## begin
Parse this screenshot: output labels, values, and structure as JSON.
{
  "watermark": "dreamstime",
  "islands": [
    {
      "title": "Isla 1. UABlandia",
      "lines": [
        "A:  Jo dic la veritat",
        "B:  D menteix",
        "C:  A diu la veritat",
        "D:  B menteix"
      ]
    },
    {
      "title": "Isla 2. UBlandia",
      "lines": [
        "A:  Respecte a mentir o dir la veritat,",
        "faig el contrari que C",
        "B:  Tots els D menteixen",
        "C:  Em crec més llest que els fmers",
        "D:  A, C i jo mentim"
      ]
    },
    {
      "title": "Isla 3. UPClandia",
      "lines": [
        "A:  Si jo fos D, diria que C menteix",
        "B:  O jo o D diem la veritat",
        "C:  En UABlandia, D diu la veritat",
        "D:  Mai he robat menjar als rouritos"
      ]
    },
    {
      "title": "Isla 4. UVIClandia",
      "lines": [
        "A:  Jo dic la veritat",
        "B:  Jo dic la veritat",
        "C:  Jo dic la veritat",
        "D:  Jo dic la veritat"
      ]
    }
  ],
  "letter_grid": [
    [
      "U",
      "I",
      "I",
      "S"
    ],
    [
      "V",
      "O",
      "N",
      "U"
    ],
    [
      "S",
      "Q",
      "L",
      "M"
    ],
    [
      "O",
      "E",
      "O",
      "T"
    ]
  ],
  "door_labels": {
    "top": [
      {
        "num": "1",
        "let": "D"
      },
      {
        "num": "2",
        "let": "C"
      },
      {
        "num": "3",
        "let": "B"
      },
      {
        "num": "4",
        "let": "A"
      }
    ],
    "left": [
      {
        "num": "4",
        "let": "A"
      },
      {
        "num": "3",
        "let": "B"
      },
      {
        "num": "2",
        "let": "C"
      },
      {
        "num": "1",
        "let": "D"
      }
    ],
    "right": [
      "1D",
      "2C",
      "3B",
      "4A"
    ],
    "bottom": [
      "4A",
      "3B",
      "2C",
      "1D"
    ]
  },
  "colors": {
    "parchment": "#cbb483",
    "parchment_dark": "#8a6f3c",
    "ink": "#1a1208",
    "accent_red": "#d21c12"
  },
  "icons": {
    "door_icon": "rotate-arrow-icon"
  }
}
## end
Give only the number of lines in the preceding material that contain the string "title".

4